Requirements —
Can you recast each line of the material below as a Markdown table with the columns "Row" and "Line", skipping blank lines and leaving the pictures out?

Dataset rows:
────────────────────────────────────────

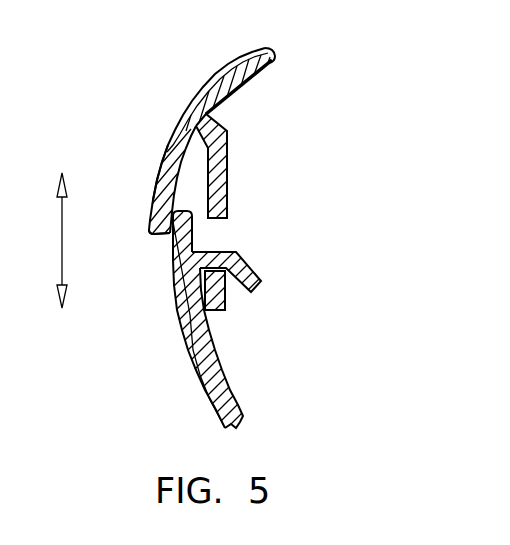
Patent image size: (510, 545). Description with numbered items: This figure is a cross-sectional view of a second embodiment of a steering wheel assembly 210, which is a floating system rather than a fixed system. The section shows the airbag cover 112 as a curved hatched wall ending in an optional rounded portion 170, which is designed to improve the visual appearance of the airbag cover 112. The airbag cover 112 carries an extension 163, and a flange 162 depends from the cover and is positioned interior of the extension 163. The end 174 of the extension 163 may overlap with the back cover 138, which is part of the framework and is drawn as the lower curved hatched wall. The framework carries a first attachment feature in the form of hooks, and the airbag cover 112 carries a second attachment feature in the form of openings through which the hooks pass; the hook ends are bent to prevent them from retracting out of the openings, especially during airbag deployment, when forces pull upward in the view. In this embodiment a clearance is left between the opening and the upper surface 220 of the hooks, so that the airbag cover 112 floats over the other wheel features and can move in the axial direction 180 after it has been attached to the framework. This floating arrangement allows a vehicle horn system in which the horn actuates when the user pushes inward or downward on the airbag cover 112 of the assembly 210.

The airbag cover 112 is at (208, 82).
The rounded portion 170 is at (250, 54).
The extension 163 is at (156, 172).
The end of the extension 174 is at (148, 243).
The flange 162 is at (229, 178).
The back cover 138 is at (220, 375).
The upper surface of the hooks 220 is at (179, 322).
The axial direction 180 is at (63, 245).
The steering wheel assembly 210 is at (148, 115).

────────────────────────────────────────

Result below —
| Row | Line |
|---|---|
| 1 | Patent image size: (510, 545). Description with numbered items: This figure is a cross-sectional view of a second embodiment of a steering wheel assembly 210, which is a floating system rather than a fixed system. The section shows the airbag cover 112 as a curved hatched wall ending in an optional rounded portion 170, which is designed to improve the visual appearance of the airbag cover 112. The airbag cover 112 carries an extension 163, and a flange 162 depends from the cover and is positioned interior of the extension 163. The end 174 of the extension 163 may overlap with the back cover 138, which is part of the framework and is drawn as the lower curved hatched wall. The framework carries a first attachment feature in the form of hooks, and the airbag cover 112 carries a second attachment feature in the form of openings through which the hooks pass; the hook ends are bent to prevent them from retracting out of the openings, especially during airbag deployment, when forces pull upward in the view. In this embodiment a clearance is left between the opening and the upper surface 220 of the hooks, so that the airbag cover 112 floats over the other wheel features and can move in the axial direction 180 after it has been attached to the framework. This floating arrangement allows a vehicle horn system in which the horn actuates when the user pushes inward or downward on the airbag cover 112 of the assembly 210. |
| 2 | The airbag cover 112 is at (208, 82). |
| 3 | The rounded portion 170 is at (250, 54). |
| 4 | The extension 163 is at (156, 172). |
| 5 | The end of the extension 174 is at (148, 243). |
| 6 | The flange 162 is at (229, 178). |
| 7 | The back cover 138 is at (220, 375). |
| 8 | The upper surface of the hooks 220 is at (179, 322). |
| 9 | The axial direction 180 is at (63, 245). |
| 10 | The steering wheel assembly 210 is at (148, 115). |